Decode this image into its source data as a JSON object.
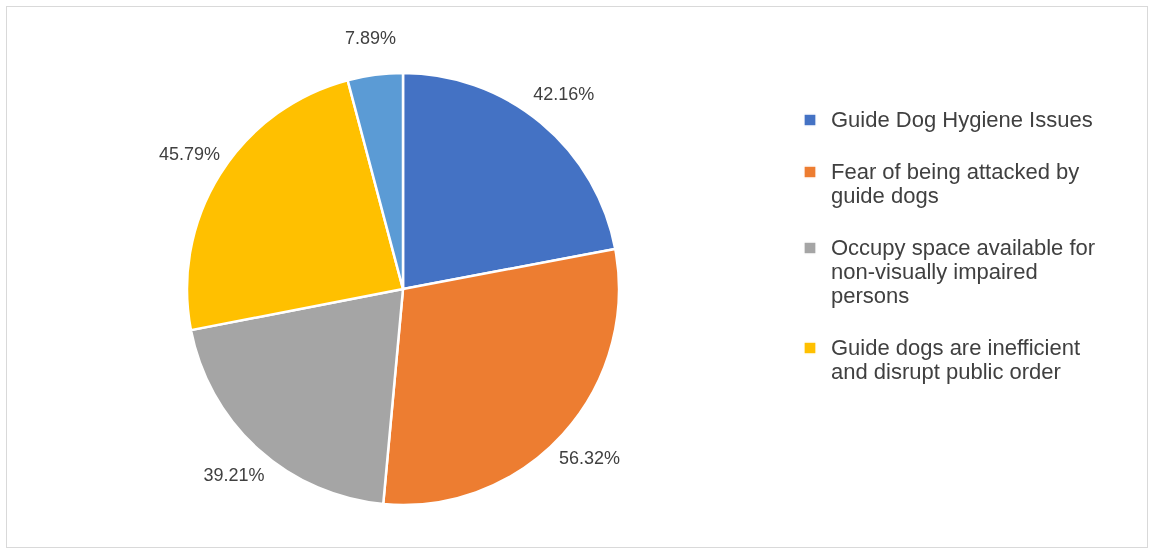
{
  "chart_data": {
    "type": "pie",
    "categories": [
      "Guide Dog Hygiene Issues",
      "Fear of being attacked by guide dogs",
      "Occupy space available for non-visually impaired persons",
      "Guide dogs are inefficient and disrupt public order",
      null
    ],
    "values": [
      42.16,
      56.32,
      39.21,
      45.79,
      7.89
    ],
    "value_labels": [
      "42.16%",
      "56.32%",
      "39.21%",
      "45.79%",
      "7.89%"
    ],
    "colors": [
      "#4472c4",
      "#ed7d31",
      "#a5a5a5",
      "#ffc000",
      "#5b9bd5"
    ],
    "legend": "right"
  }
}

...

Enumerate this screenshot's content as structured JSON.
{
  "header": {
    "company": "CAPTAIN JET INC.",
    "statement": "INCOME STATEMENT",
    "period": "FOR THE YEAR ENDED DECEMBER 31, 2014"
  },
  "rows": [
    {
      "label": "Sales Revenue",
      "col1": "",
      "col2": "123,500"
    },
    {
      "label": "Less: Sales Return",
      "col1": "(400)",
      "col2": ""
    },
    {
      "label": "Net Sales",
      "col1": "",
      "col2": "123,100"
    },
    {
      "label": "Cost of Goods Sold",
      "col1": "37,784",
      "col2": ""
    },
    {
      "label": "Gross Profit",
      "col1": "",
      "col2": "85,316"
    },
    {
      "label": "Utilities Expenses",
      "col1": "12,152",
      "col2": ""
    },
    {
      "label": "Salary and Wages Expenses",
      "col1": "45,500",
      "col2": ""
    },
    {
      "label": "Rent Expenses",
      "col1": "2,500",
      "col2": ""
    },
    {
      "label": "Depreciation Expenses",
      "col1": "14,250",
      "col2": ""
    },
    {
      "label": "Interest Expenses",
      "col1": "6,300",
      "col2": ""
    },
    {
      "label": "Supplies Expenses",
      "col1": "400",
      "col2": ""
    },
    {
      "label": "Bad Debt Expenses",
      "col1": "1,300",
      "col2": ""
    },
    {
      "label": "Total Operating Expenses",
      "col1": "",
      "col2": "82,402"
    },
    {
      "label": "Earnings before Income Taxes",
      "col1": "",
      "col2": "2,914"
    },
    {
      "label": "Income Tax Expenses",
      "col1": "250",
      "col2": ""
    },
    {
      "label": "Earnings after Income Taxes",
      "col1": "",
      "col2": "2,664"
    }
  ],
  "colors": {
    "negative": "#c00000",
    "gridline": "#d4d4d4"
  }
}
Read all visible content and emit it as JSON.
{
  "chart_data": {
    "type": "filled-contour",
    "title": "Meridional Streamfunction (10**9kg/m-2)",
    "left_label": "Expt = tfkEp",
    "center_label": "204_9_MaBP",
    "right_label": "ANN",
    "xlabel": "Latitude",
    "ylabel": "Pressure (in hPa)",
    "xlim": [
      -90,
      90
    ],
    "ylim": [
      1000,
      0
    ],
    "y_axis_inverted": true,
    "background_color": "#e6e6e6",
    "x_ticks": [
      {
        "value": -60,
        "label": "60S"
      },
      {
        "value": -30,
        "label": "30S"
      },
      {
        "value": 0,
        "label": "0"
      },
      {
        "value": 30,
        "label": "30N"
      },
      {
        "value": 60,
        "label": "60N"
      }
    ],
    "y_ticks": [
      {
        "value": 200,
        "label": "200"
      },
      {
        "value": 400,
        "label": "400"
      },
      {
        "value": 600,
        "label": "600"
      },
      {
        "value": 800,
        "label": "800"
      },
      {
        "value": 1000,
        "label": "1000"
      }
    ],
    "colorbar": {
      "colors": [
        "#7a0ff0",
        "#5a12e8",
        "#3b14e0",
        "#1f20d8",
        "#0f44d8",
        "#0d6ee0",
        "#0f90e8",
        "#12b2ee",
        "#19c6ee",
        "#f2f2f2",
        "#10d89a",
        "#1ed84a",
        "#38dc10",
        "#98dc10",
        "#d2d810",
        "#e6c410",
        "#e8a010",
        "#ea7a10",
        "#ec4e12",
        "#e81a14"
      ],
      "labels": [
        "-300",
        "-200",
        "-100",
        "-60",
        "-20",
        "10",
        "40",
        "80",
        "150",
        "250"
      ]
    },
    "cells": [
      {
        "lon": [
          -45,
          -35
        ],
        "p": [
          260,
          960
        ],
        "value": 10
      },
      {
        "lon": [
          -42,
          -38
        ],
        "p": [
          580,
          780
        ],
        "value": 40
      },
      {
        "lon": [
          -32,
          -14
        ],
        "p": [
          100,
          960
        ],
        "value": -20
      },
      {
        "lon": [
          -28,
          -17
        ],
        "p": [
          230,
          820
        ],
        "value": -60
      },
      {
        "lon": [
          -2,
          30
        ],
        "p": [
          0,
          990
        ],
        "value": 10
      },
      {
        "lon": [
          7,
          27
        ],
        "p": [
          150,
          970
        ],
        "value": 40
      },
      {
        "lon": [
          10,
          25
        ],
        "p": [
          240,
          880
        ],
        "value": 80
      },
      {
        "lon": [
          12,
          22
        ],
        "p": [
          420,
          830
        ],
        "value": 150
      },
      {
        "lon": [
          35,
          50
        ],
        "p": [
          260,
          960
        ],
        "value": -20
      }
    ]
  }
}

→ INSTRUCTIONS TO FOLLOW: Identify all lines where the word "Sales" shows up. Copy them.

→ SOLUTION TO THIS PROBLEM:
      "label": "Sales Revenue",
      "label": "Less: Sales Return",
      "label": "Net Sales",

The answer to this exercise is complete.